■ TASK BRIEF
From the entries provided below, copy each line that contains the word "местной".

■ ENTRIES
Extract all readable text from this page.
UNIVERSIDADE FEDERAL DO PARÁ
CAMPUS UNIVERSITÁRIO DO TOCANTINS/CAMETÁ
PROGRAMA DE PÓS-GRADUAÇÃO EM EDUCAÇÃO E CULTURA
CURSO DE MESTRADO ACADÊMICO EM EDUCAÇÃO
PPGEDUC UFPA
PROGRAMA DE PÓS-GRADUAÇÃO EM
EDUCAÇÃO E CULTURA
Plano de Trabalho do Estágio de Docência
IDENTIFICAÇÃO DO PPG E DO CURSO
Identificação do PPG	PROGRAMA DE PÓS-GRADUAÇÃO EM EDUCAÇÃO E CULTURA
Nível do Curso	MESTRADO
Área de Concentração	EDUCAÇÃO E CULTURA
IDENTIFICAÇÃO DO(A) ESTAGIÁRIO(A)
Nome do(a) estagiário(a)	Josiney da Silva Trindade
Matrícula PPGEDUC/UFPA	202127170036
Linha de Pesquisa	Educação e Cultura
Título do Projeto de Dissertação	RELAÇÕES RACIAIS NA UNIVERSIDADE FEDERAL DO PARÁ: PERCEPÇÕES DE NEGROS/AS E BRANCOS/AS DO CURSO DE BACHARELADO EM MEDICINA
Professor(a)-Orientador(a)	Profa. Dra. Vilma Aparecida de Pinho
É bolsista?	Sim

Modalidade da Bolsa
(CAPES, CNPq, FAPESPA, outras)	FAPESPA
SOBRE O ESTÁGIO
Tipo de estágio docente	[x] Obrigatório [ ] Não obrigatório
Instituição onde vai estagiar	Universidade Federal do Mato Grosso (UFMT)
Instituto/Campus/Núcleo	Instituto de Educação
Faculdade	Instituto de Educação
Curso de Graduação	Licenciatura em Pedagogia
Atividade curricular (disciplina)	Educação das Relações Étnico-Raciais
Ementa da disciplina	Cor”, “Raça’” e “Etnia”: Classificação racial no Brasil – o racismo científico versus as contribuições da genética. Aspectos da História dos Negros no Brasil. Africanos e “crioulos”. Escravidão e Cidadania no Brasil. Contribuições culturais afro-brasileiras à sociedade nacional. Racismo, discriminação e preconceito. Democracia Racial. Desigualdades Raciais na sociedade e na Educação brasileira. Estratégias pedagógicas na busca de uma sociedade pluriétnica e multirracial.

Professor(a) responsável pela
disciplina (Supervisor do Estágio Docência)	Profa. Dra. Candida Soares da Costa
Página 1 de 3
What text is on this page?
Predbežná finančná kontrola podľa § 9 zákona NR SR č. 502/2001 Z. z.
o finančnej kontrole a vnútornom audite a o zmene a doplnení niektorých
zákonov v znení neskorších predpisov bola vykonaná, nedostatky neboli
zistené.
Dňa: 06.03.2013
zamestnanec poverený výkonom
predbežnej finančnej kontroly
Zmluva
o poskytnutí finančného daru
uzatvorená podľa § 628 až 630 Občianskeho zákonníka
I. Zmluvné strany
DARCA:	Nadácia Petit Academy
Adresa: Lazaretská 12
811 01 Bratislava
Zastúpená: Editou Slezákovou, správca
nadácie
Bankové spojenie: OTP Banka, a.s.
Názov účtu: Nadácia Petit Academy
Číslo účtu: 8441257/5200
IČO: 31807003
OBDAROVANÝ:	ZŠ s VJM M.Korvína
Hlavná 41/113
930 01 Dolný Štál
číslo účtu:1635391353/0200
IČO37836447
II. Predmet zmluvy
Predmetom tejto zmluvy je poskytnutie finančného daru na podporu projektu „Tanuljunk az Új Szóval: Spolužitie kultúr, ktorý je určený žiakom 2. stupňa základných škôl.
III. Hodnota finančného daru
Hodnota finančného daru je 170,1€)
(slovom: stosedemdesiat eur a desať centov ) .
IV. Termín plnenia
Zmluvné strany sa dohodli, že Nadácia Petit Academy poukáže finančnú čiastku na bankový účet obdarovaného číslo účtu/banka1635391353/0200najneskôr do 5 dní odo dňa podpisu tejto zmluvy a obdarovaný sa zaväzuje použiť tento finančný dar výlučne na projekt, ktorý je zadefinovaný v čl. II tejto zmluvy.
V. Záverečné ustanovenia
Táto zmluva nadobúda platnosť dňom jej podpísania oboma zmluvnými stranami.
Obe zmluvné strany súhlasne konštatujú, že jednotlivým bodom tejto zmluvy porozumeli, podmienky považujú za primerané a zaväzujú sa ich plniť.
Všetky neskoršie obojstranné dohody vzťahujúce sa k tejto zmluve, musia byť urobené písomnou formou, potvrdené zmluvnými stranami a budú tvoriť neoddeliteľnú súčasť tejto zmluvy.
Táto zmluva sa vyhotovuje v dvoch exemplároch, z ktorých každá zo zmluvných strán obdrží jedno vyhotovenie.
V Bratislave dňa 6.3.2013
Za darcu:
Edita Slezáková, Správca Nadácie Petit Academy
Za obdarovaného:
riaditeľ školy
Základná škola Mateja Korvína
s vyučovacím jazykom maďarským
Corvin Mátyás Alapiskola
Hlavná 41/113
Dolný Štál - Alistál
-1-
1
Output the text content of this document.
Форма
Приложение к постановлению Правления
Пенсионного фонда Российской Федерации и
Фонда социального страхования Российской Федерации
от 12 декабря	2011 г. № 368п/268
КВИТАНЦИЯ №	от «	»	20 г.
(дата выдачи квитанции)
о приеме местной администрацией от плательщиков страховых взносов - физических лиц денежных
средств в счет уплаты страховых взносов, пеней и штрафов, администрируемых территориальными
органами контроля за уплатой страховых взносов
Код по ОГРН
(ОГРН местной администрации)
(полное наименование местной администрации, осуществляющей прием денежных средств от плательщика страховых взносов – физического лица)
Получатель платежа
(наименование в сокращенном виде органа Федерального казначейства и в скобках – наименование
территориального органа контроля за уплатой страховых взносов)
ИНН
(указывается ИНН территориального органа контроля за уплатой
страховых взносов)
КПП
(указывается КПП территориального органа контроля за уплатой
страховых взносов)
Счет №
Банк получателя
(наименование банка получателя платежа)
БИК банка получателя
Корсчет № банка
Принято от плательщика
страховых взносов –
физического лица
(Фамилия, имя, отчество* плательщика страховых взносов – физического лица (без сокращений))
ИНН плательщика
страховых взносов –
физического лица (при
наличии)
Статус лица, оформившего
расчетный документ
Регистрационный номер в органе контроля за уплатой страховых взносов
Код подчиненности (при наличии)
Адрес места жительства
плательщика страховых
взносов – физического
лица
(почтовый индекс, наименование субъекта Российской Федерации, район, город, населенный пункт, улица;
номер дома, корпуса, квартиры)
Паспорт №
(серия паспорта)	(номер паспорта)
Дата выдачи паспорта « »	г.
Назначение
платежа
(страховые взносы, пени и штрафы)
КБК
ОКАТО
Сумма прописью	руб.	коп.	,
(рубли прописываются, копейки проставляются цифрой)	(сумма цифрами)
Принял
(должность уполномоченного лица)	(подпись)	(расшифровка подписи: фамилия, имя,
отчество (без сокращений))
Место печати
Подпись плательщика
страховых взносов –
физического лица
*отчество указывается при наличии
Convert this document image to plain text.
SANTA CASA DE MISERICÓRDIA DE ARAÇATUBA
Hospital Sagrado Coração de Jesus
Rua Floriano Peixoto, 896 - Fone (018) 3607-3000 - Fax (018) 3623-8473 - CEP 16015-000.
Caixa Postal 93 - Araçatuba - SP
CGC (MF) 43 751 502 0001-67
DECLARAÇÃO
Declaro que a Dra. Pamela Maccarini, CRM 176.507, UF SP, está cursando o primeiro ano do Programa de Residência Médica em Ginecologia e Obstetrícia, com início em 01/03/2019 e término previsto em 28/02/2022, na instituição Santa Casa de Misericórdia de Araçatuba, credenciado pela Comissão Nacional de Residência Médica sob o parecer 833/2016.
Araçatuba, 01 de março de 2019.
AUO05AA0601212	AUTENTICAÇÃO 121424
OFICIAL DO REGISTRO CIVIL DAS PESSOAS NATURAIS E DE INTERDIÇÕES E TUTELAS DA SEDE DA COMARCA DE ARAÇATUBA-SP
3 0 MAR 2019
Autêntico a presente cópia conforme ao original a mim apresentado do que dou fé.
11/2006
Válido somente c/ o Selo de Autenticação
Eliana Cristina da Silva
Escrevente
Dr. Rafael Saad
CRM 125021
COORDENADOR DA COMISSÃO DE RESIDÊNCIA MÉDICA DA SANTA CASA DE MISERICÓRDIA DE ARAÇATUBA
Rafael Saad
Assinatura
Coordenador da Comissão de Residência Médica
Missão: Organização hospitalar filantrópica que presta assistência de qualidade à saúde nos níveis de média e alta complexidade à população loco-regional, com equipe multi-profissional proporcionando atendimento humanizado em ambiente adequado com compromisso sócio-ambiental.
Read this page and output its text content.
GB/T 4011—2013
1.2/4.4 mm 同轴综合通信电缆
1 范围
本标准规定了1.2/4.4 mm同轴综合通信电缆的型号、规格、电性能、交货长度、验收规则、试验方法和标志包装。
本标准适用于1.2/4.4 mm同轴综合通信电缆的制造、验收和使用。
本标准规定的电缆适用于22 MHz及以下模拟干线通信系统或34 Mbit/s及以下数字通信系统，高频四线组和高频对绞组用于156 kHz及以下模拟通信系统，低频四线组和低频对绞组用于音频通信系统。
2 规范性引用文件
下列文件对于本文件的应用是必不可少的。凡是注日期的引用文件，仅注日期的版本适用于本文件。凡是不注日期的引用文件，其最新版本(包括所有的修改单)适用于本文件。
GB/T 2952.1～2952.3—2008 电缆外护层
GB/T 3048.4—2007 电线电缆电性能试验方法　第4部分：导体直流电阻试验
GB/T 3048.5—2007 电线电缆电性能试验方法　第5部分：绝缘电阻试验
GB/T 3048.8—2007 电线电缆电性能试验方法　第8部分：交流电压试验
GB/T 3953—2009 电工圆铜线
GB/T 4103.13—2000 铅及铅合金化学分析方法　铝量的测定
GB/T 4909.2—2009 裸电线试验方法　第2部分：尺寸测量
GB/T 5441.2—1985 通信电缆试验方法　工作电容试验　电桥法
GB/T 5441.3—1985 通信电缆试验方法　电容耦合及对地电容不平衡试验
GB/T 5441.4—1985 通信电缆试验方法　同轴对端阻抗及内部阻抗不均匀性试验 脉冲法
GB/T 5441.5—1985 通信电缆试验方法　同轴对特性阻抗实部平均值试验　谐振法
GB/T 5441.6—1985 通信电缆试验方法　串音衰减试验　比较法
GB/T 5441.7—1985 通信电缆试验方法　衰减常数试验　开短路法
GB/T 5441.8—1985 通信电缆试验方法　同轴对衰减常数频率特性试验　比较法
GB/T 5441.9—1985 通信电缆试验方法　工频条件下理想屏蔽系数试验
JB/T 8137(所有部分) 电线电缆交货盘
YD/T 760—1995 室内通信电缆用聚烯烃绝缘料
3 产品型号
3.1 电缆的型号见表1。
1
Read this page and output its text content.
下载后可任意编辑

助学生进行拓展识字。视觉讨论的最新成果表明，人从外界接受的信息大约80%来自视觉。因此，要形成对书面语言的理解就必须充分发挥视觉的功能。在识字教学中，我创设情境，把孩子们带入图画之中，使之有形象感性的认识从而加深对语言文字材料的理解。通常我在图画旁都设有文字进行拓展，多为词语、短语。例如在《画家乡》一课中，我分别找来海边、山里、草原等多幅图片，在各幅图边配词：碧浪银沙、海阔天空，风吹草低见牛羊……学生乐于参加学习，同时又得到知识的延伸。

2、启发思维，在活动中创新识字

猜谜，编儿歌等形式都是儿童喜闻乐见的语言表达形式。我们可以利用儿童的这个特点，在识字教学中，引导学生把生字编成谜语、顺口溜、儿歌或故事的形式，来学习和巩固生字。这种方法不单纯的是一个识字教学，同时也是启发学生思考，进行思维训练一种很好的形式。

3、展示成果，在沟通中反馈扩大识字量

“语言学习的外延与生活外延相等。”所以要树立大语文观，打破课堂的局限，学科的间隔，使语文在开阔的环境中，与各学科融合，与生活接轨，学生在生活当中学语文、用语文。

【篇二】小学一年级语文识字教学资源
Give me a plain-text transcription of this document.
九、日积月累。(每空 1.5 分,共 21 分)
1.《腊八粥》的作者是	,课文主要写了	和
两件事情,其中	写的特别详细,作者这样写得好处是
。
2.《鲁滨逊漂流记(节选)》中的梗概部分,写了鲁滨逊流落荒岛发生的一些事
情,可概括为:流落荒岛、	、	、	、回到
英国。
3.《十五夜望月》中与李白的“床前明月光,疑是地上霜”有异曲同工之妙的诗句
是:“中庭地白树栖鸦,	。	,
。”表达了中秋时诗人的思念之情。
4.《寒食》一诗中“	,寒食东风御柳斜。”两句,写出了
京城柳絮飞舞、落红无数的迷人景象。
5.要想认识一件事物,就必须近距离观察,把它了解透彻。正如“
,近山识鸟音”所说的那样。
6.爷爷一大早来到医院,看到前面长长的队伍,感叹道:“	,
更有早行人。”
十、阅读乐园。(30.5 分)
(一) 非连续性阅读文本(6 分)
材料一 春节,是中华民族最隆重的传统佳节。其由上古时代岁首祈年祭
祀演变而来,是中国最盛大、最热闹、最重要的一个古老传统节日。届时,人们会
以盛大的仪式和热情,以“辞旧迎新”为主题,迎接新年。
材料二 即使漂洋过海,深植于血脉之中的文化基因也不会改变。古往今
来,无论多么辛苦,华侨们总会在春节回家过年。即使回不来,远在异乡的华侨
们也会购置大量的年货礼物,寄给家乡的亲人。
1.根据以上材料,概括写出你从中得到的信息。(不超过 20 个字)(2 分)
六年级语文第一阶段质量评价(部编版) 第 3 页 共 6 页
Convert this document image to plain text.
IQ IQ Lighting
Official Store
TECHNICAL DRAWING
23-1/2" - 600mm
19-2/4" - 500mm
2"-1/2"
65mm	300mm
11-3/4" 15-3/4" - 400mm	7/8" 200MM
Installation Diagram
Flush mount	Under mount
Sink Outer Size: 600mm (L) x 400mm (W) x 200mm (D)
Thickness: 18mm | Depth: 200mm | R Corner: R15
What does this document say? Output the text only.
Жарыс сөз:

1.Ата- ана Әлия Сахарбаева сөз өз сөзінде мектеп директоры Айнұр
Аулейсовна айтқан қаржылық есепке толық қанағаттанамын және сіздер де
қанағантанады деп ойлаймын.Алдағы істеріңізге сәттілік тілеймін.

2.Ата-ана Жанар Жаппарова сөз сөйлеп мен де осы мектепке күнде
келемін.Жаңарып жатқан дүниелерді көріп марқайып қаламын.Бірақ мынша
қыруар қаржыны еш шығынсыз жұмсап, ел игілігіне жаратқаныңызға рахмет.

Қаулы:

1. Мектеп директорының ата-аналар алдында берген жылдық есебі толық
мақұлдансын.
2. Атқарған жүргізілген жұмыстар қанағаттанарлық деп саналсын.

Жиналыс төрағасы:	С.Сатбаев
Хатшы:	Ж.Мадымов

■ WORKED SOLUTION
о приеме местной администрацией от плательщиков страховых взносов - физических лиц денежных
(ОГРН местной администрации)
(полное наименование местной администрации, осуществляющей прием денежных средств от плательщика страховых взносов – физического лица)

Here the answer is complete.